* EXERCISE TASK
In the listing below, locate the lines bearing the word "production". Copy every one of them.

[start DATA EXTRACT]

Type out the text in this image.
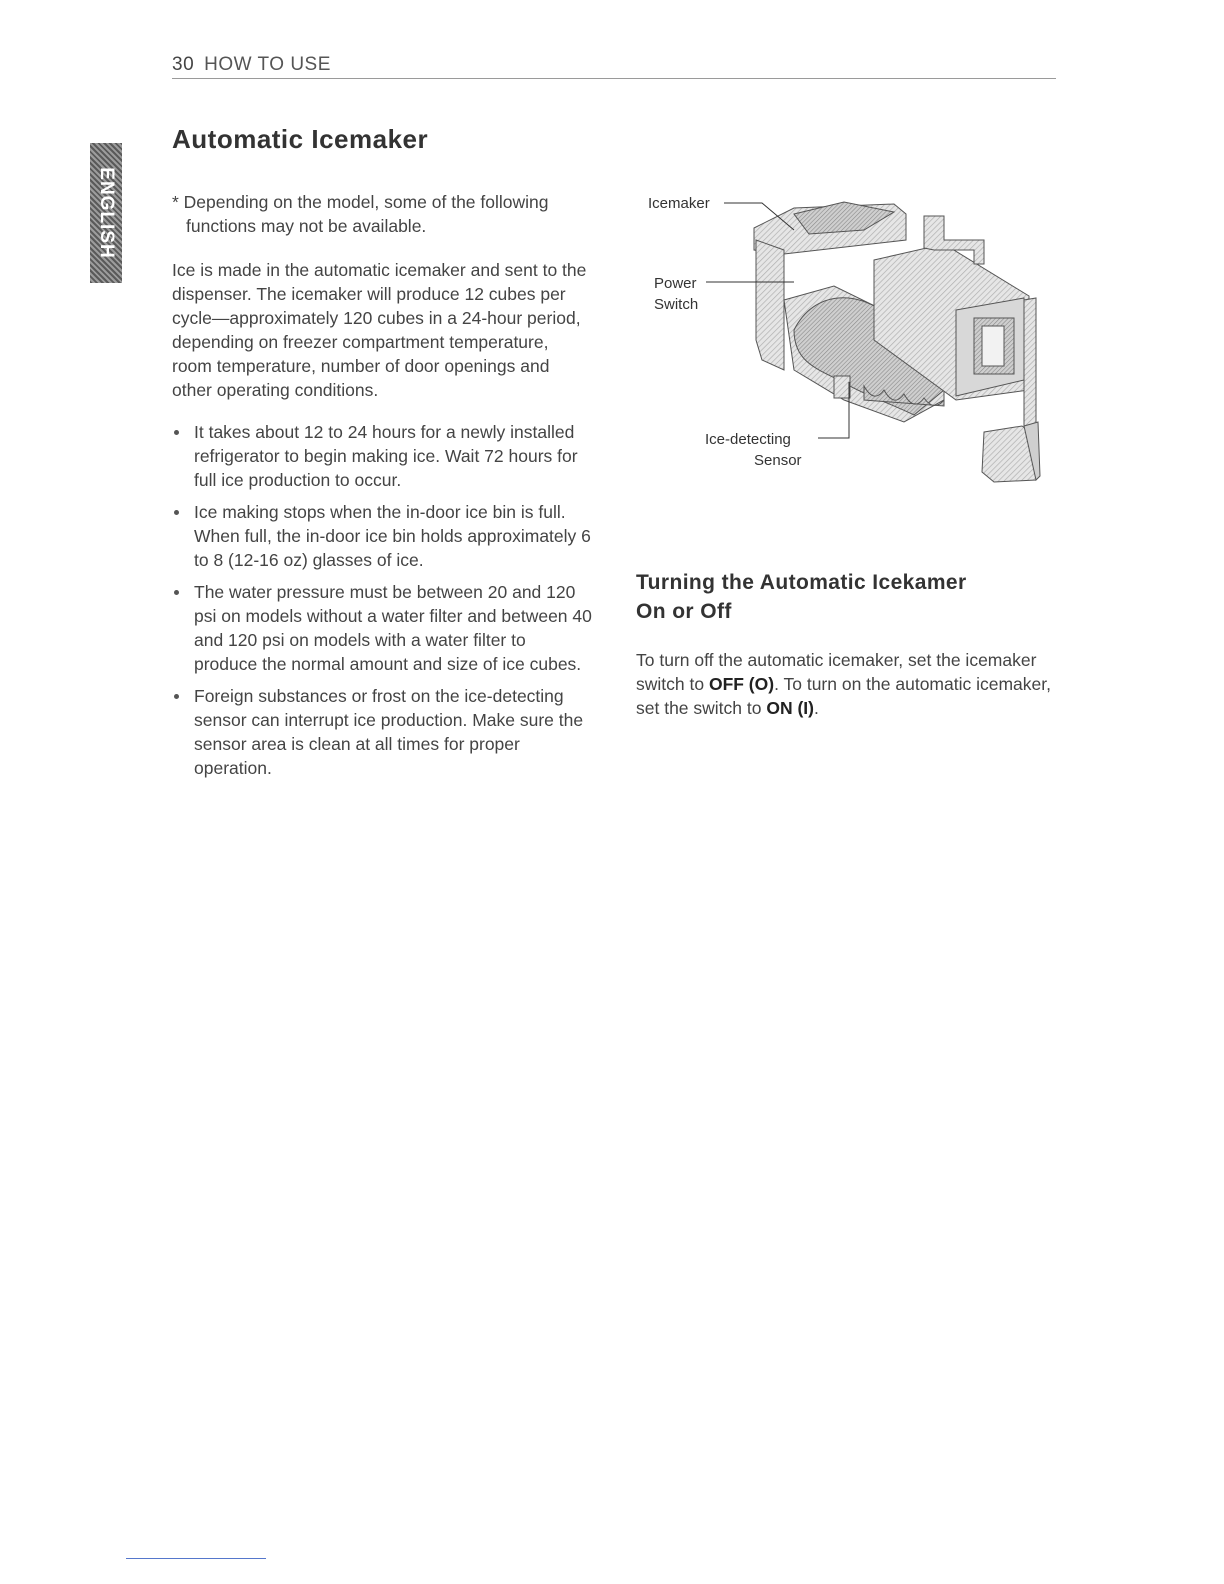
30 HOW TO USE
ENGLISH
Automatic Icemaker

* Depending on the model, some of the following functions may not be available.

Ice is made in the automatic icemaker and sent to the dispenser. The icemaker will produce 12 cubes per cycle—approximately 120 cubes in a 24-hour period, depending on freezer compartment temperature, room temperature, number of door openings and other operating conditions.

It takes about 12 to 24 hours for a newly installed refrigerator to begin making ice. Wait 72 hours for full ice production to occur.
Ice making stops when the in-door ice bin is full. When full, the in-door ice bin holds approximately 6 to 8 (12-16 oz) glasses of ice.
The water pressure must be between 20 and 120 psi on models without a water filter and between 40 and 120 psi on models with a water filter to produce the normal amount and size of ice cubes.
Foreign substances or frost on the ice-detecting sensor can interrupt ice production. Make sure the sensor area is clean at all times for proper operation.
Icemaker
Power
Switch
Ice-detecting
Sensor
Turning the Automatic Icekamer
On or Off

To turn off the automatic icemaker, set the icemaker switch to OFF (O). To turn on the automatic icemaker, set the switch to ON (I).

[end DATA EXTRACT]

* CORRECT ANSWER
It takes about 12 to 24 hours for a newly installed refrigerator to begin making ice. Wait 72 hours for full ice production to occur.
Foreign substances or frost on the ice-detecting sensor can interrupt ice production. Make sure the sensor area is clean at all times for proper operation.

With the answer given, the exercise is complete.